[Collected data]
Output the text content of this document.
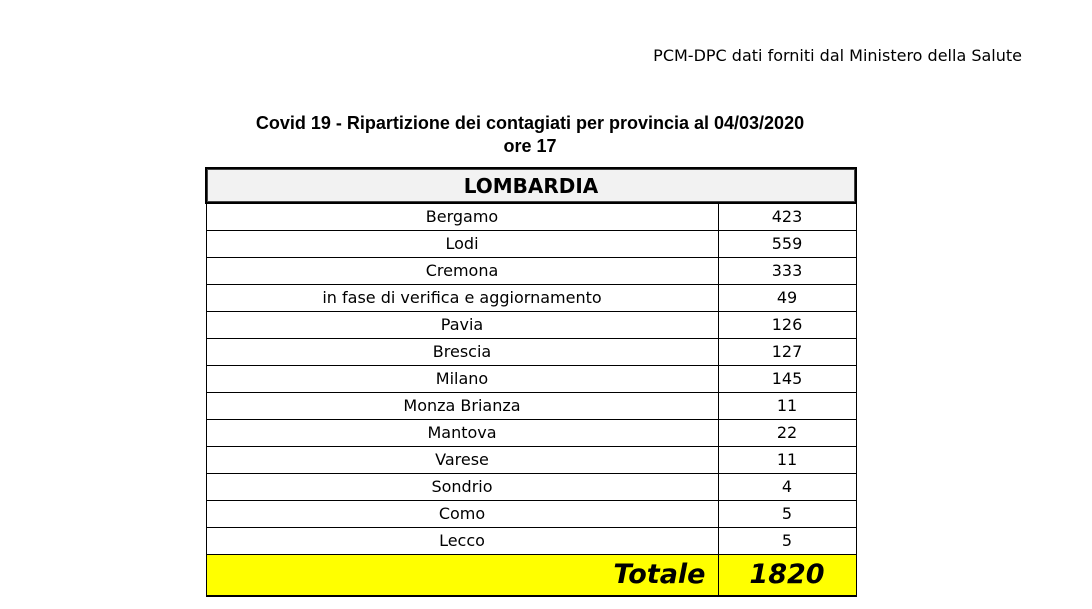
PCM-DPC dati forniti dal Ministero della Salute
Covid 19 - Ripartizione dei contagiati per provincia al 04/03/2020
ore 17
LOMBARDIA	
Bergamo	423
Lodi	559
Cremona	333
in fase di verifica e aggiornamento	49
Pavia	126
Brescia	127
Milano	145
Monza Brianza	11
Mantova	22
Varese	11
Sondrio	4
Como	5
Lecco	5
Totale	1820
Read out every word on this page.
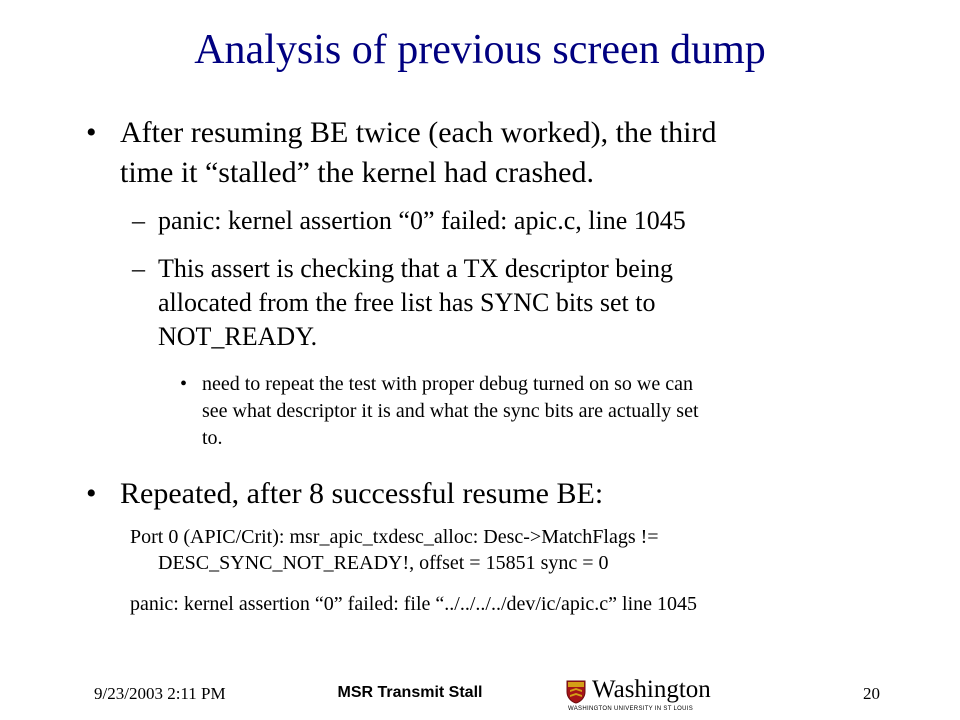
Analysis of previous screen dump
• After resuming BE twice (each worked), the third
time it “stalled” the kernel had crashed.
– panic: kernel assertion “0” failed: apic.c, line 1045
– This assert is checking that a TX descriptor being
allocated from the free list has SYNC bits set to
NOT_READY.
• need to repeat the test with proper debug turned on so we can
see what descriptor it is and what the sync bits are actually set
to.
• Repeated, after 8 successful resume BE:
Port 0 (APIC/Crit): msr_apic_txdesc_alloc: Desc->MatchFlags !=
DESC_SYNC_NOT_READY!, offset = 15851 sync = 0
panic: kernel assertion “0” failed: file “../../../../dev/ic/apic.c” line 1045
9/23/2003 2:11 PM	MSR Transmit Stall	Washington
WASHINGTON UNIVERSITY IN ST LOUIS
20
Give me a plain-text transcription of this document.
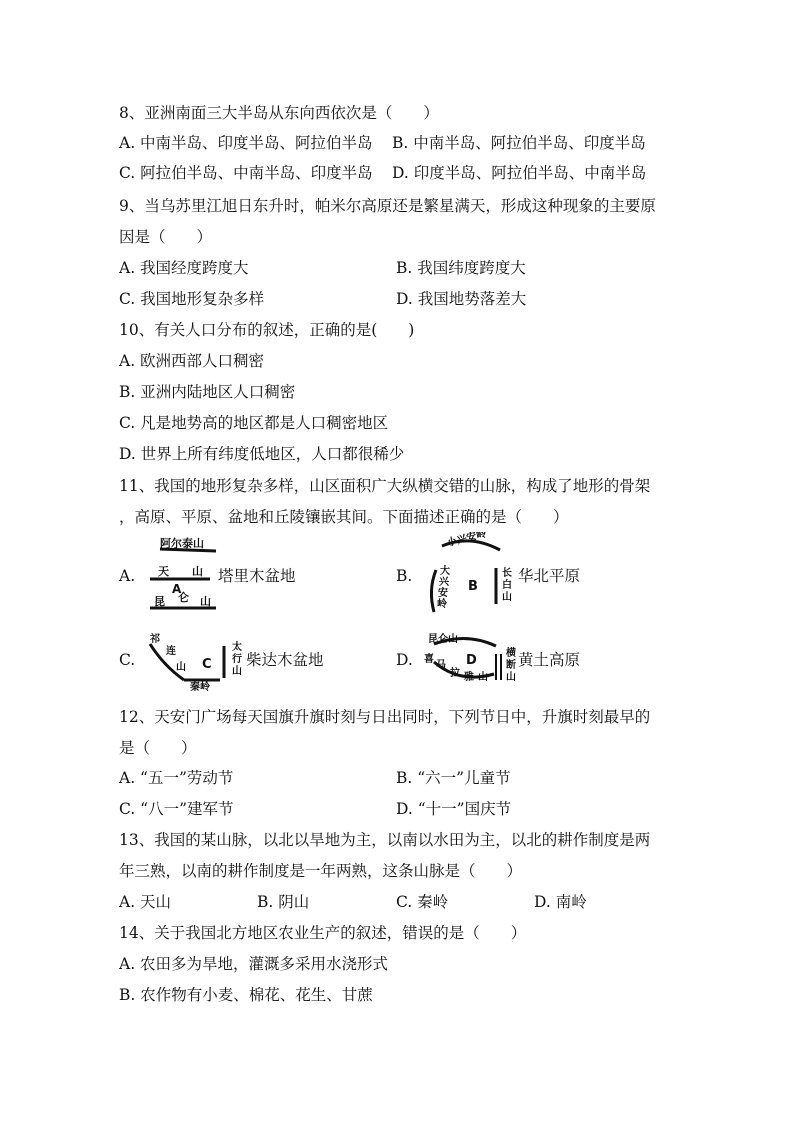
8、亚洲南面三大半岛从东向西依次是（　　）
A. 中南半岛、印度半岛、阿拉伯半岛 B. 中南半岛、阿拉伯半岛、印度半岛
C. 阿拉伯半岛、中南半岛、印度半岛 D. 印度半岛、阿拉伯半岛、中南半岛
9、当乌苏里江旭日东升时，帕米尔高原还是繁星满天，形成这种现象的主要原
因是（　　）
A. 我国经度跨度大	B. 我国纬度跨度大
C. 我国地形复杂多样	D. 我国地势落差大
10、有关人口分布的叙述，正确的是(　　)
A. 欧洲西部人口稠密
B. 亚洲内陆地区人口稠密
C. 凡是地势高的地区都是人口稠密地区
D. 世界上所有纬度低地区，人口都很稀少
11、我国的地形复杂多样，山区面积广大纵横交错的山脉，构成了地形的骨架
，高原、平原、盆地和丘陵镶嵌其间。下面描述正确的是（　　）
A.
阿尔泰山
天 山
A
昆 仑 山
塔里木盆地	B.
小兴安岭
大
兴
安
岭
B
长
白
山
华北平原
C.
祁
连
山 C
太
行
山
秦岭
柴达木盆地
昆仑山
D
喜
马
拉 雅 山
横
断
山
D.	黄土高原
12、天安门广场每天国旗升旗时刻与日出同时，下列节日中，升旗时刻最早的
是（　　）
A. “五一”劳动节	B. “六一”儿童节
C. “八一”建军节	D. “十一”国庆节
13、我国的某山脉，以北以旱地为主，以南以水田为主，以北的耕作制度是两
年三熟，以南的耕作制度是一年两熟，这条山脉是（　　）
A. 天山	B. 阴山	C. 秦岭	D. 南岭
14、关于我国北方地区农业生产的叙述，错误的是（　　）
A. 农田多为旱地，灌溉多采用水浇形式
B. 农作物有小麦、棉花、花生、甘蔗
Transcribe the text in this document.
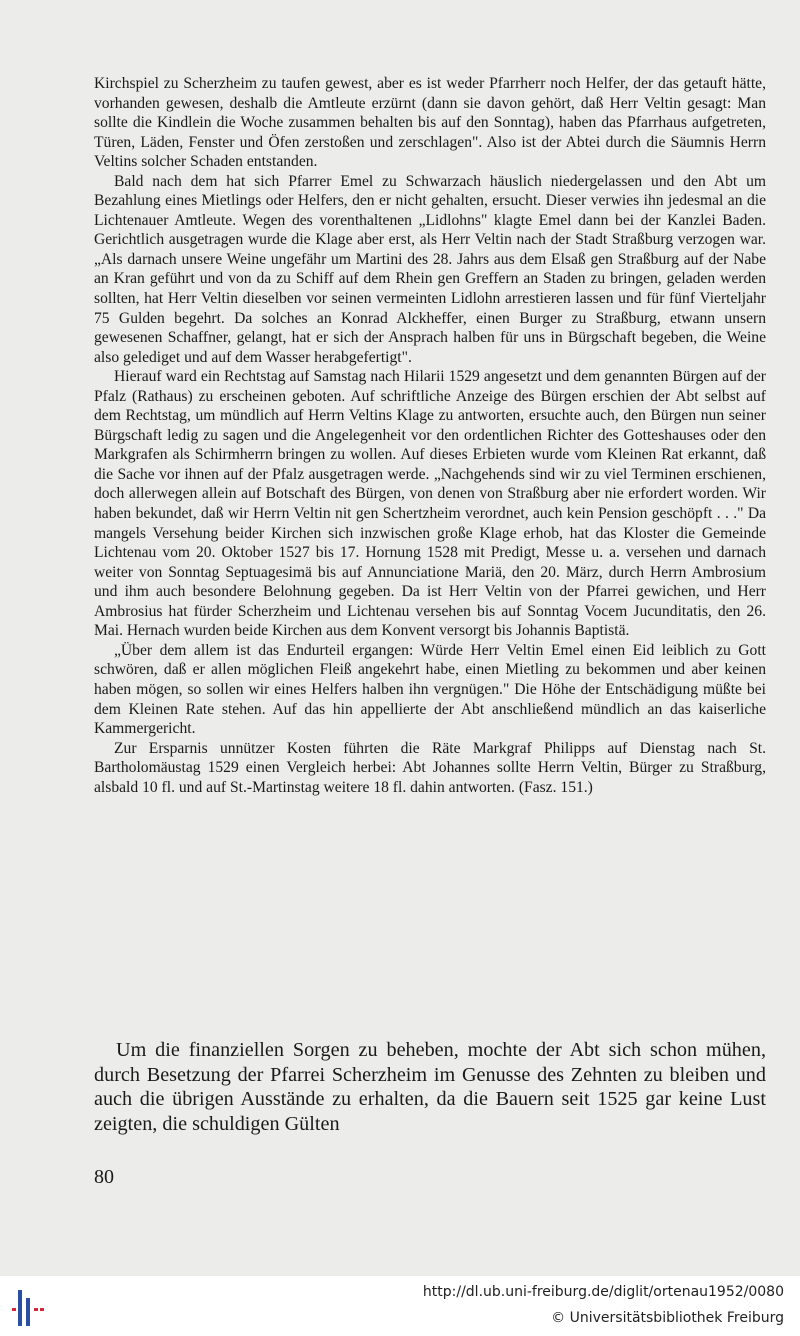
Kirchspiel zu Scherzheim zu taufen gewest, aber es ist weder Pfarrherr noch Helfer, der das getauft hätte, vorhanden gewesen, deshalb die Amtleute erzürnt (dann sie davon gehört, daß Herr Veltin gesagt: Man sollte die Kindlein die Woche zusammen behalten bis auf den Sonntag), haben das Pfarrhaus aufgetreten, Türen, Läden, Fenster und Öfen zerstoßen und zerschlagen". Also ist der Abtei durch die Säumnis Herrn Veltins solcher Schaden entstanden.

Bald nach dem hat sich Pfarrer Emel zu Schwarzach häuslich niedergelassen und den Abt um Bezahlung eines Mietlings oder Helfers, den er nicht gehalten, ersucht. Dieser verwies ihn jedesmal an die Lichtenauer Amtleute. Wegen des vorenthaltenen „Lidlohns" klagte Emel dann bei der Kanzlei Baden. Gerichtlich ausgetragen wurde die Klage aber erst, als Herr Veltin nach der Stadt Straßburg verzogen war. „Als darnach unsere Weine ungefähr um Martini des 28. Jahrs aus dem Elsaß gen Straßburg auf der Nabe an Kran geführt und von da zu Schiff auf dem Rhein gen Greffern an Staden zu bringen, geladen werden sollten, hat Herr Veltin dieselben vor seinen vermeinten Lidlohn arrestieren lassen und für fünf Vierteljahr 75 Gulden begehrt. Da solches an Konrad Alckheffer, einen Burger zu Straßburg, etwann unsern gewesenen Schaffner, gelangt, hat er sich der Ansprach halben für uns in Bürgschaft begeben, die Weine also gelediget und auf dem Wasser herabgefertigt".

Hierauf ward ein Rechtstag auf Samstag nach Hilarii 1529 angesetzt und dem genannten Bürgen auf der Pfalz (Rathaus) zu erscheinen geboten. Auf schriftliche Anzeige des Bürgen erschien der Abt selbst auf dem Rechtstag, um mündlich auf Herrn Veltins Klage zu antworten, ersuchte auch, den Bürgen nun seiner Bürgschaft ledig zu sagen und die Angelegenheit vor den ordentlichen Richter des Gotteshauses oder den Markgrafen als Schirmherrn bringen zu wollen. Auf dieses Erbieten wurde vom Kleinen Rat erkannt, daß die Sache vor ihnen auf der Pfalz ausgetragen werde. „Nachgehends sind wir zu viel Terminen erschienen, doch allerwegen allein auf Botschaft des Bürgen, von denen von Straßburg aber nie erfordert worden. Wir haben bekundet, daß wir Herrn Veltin nit gen Schertzheim verordnet, auch kein Pension geschöpft . . ." Da mangels Versehung beider Kirchen sich inzwischen große Klage erhob, hat das Kloster die Gemeinde Lichtenau vom 20. Oktober 1527 bis 17. Hornung 1528 mit Predigt, Messe u. a. versehen und darnach weiter von Sonntag Septuagesimä bis auf Annunciatione Mariä, den 20. März, durch Herrn Ambrosium und ihm auch besondere Belohnung gegeben. Da ist Herr Veltin von der Pfarrei gewichen, und Herr Ambrosius hat fürder Scherzheim und Lichtenau versehen bis auf Sonntag Vocem Jucunditatis, den 26. Mai. Hernach wurden beide Kirchen aus dem Konvent versorgt bis Johannis Baptistä.

„Über dem allem ist das Endurteil ergangen: Würde Herr Veltin Emel einen Eid leiblich zu Gott schwören, daß er allen möglichen Fleiß angekehrt habe, einen Mietling zu bekommen und aber keinen haben mögen, so sollen wir eines Helfers halben ihn vergnügen." Die Höhe der Entschädigung müßte bei dem Kleinen Rate stehen. Auf das hin appellierte der Abt anschließend mündlich an das kaiserliche Kammergericht.

Zur Ersparnis unnützer Kosten führten die Räte Markgraf Philipps auf Dienstag nach St. Bartholomäustag 1529 einen Vergleich herbei: Abt Johannes sollte Herrn Veltin, Bürger zu Straßburg, alsbald 10 fl. und auf St.-Martinstag weitere 18 fl. dahin antworten. (Fasz. 151.)

Um die finanziellen Sorgen zu beheben, mochte der Abt sich schon mühen, durch Besetzung der Pfarrei Scherzheim im Genusse des Zehnten zu bleiben und auch die übrigen Ausstände zu erhalten, da die Bauern seit 1525 gar keine Lust zeigten, die schuldigen Gülten

80
http://dl.ub.uni-freiburg.de/diglit/ortenau1952/0080
© Universitätsbibliothek Freiburg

§ Written problem: Check every line in the material above for the string "descriptor", then give only the number of lines that have it.

§ Final result: 2